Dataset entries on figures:
------------------------------------------------

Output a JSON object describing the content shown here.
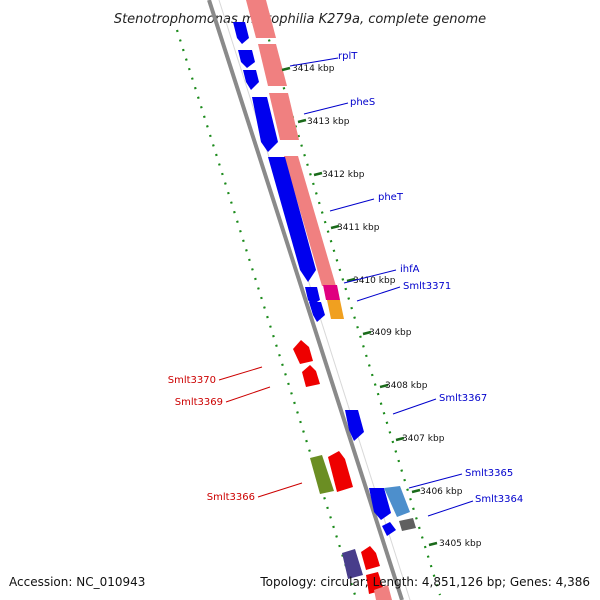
{
  "title": "Stenotrophomonas maltophilia K279a, complete genome",
  "footer": {
    "accession": "Accession: NC_010943",
    "summary": "Topology: circular; Length: 4,851,126 bp; Genes: 4,386"
  },
  "ticks": [
    "3414 kbp",
    "3413 kbp",
    "3412 kbp",
    "3411 kbp",
    "3410 kbp",
    "3409 kbp",
    "3408 kbp",
    "3407 kbp",
    "3406 kbp",
    "3405 kbp"
  ],
  "labels": {
    "forward": [
      "rplT",
      "pheS",
      "pheT",
      "ihfA",
      "Smlt3371",
      "Smlt3367",
      "Smlt3365",
      "Smlt3364"
    ],
    "reverse": [
      "Smlt3370",
      "Smlt3369",
      "Smlt3366"
    ]
  },
  "colors": {
    "forward_gene": "#0000ee",
    "reverse_gene": "#ee0000",
    "cds_track": "#f08080",
    "label_forward": "#0000cc",
    "label_reverse": "#cc0000",
    "gc_dots": "#1a8a1a",
    "backbone": "#888888"
  }
}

------------------------------------------------

• _Problem requirements_
Output the entries above exactly, without their pictures.

• _Task response_
Output a JSON object describing the content shown here.
{
  "title": "Stenotrophomonas maltophilia K279a, complete genome",
  "footer": {
    "accession": "Accession: NC_010943",
    "summary": "Topology: circular; Length: 4,851,126 bp; Genes: 4,386"
  },
  "ticks": [
    "3414 kbp",
    "3413 kbp",
    "3412 kbp",
    "3411 kbp",
    "3410 kbp",
    "3409 kbp",
    "3408 kbp",
    "3407 kbp",
    "3406 kbp",
    "3405 kbp"
  ],
  "labels": {
    "forward": [
      "rplT",
      "pheS",
      "pheT",
      "ihfA",
      "Smlt3371",
      "Smlt3367",
      "Smlt3365",
      "Smlt3364"
    ],
    "reverse": [
      "Smlt3370",
      "Smlt3369",
      "Smlt3366"
    ]
  },
  "colors": {
    "forward_gene": "#0000ee",
    "reverse_gene": "#ee0000",
    "cds_track": "#f08080",
    "label_forward": "#0000cc",
    "label_reverse": "#cc0000",
    "gc_dots": "#1a8a1a",
    "backbone": "#888888"
  }
}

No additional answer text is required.